◆ **Set task**
Extract the lines that carry the string "text" from the listing.

◆ **Records to process**

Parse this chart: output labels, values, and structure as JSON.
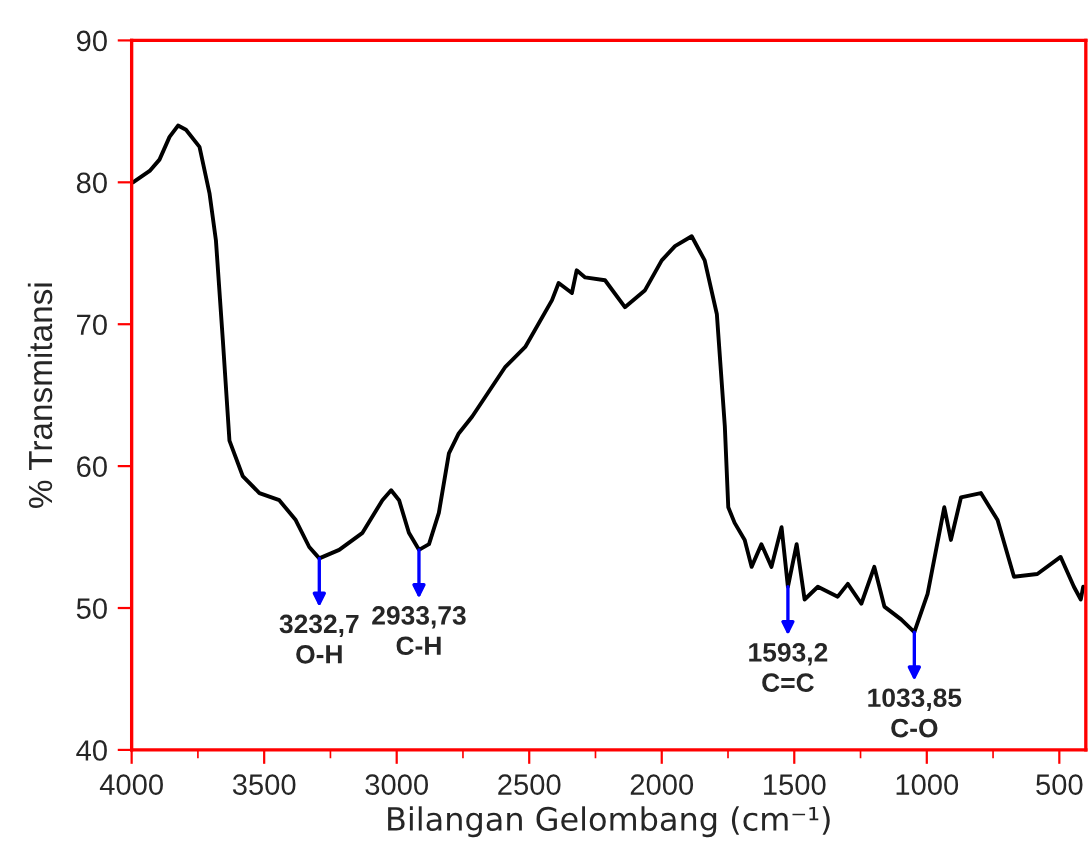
{
  "chart_data": {
    "type": "line",
    "xlabel": "Bilangan Gelombang (cm⁻¹)",
    "ylabel": "% Transmitansi",
    "xlim": [
      4000,
      400
    ],
    "ylim": [
      40,
      90
    ],
    "xticks": [
      4000,
      {
        "value": 3750,
        "label": null
      },
      3500,
      {
        "value": 3250,
        "label": null
      },
      3000,
      {
        "value": 2750,
        "label": null
      },
      2500,
      {
        "value": 2250,
        "label": null
      },
      2000,
      {
        "value": 1750,
        "label": null
      },
      1500,
      {
        "value": 1250,
        "label": null
      },
      1000,
      {
        "value": 750,
        "label": null
      },
      500
    ],
    "yticks": [
      40,
      50,
      60,
      70,
      80,
      90
    ],
    "grid": false,
    "legend": false,
    "marker": "none",
    "line_style": "solid",
    "series": [
      {
        "color": "#000000",
        "x": [
          3995,
          3932,
          3895,
          3857,
          3825,
          3795,
          3744,
          3706,
          3682,
          3656,
          3631,
          3581,
          3518,
          3443,
          3381,
          3330,
          3292,
          3217,
          3129,
          3054,
          3021,
          2991,
          2954,
          2916,
          2878,
          2841,
          2803,
          2766,
          2715,
          2590,
          2515,
          2414,
          2389,
          2339,
          2321,
          2289,
          2214,
          2139,
          2063,
          2000,
          1950,
          1887,
          1838,
          1792,
          1762,
          1749,
          1725,
          1687,
          1661,
          1624,
          1586,
          1548,
          1524,
          1491,
          1461,
          1411,
          1336,
          1298,
          1247,
          1198,
          1160,
          1097,
          1047,
          997,
          934,
          909,
          871,
          796,
          733,
          671,
          583,
          495,
          445,
          419,
          410
        ],
        "values": [
          80.0,
          80.8,
          81.6,
          83.2,
          84.0,
          83.7,
          82.5,
          79.2,
          75.9,
          68.9,
          61.8,
          59.3,
          58.1,
          57.6,
          56.2,
          54.3,
          53.5,
          54.1,
          55.3,
          57.6,
          58.3,
          57.6,
          55.3,
          54.1,
          54.5,
          56.7,
          60.9,
          62.3,
          63.5,
          67.0,
          68.4,
          71.7,
          72.9,
          72.2,
          73.8,
          73.3,
          73.1,
          71.2,
          72.4,
          74.5,
          75.5,
          76.2,
          74.5,
          70.7,
          62.8,
          57.1,
          56.0,
          54.8,
          52.9,
          54.5,
          52.9,
          55.7,
          51.5,
          54.5,
          50.6,
          51.5,
          50.8,
          51.7,
          50.3,
          52.9,
          50.1,
          49.2,
          48.3,
          51.0,
          57.1,
          54.8,
          57.8,
          58.1,
          56.2,
          52.2,
          52.4,
          53.6,
          51.5,
          50.6,
          51.5
        ]
      }
    ],
    "annotations": [
      {
        "text": "3232,7\nO-H",
        "x": 3292,
        "y": 53.5
      },
      {
        "text": "2933,73\nC-H",
        "x": 2916,
        "y": 54.1
      },
      {
        "text": "1593,2\nC=C",
        "x": 1524,
        "y": 51.5
      },
      {
        "text": "1033,85\nC-O",
        "x": 1047,
        "y": 48.3
      }
    ]
  }
}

◆ **Solution to this exercise**
        "text": "3232,7\nO-H",
        "text": "2933,73\nC-H",
        "text": "1593,2\nC=C",
        "text": "1033,85\nC-O",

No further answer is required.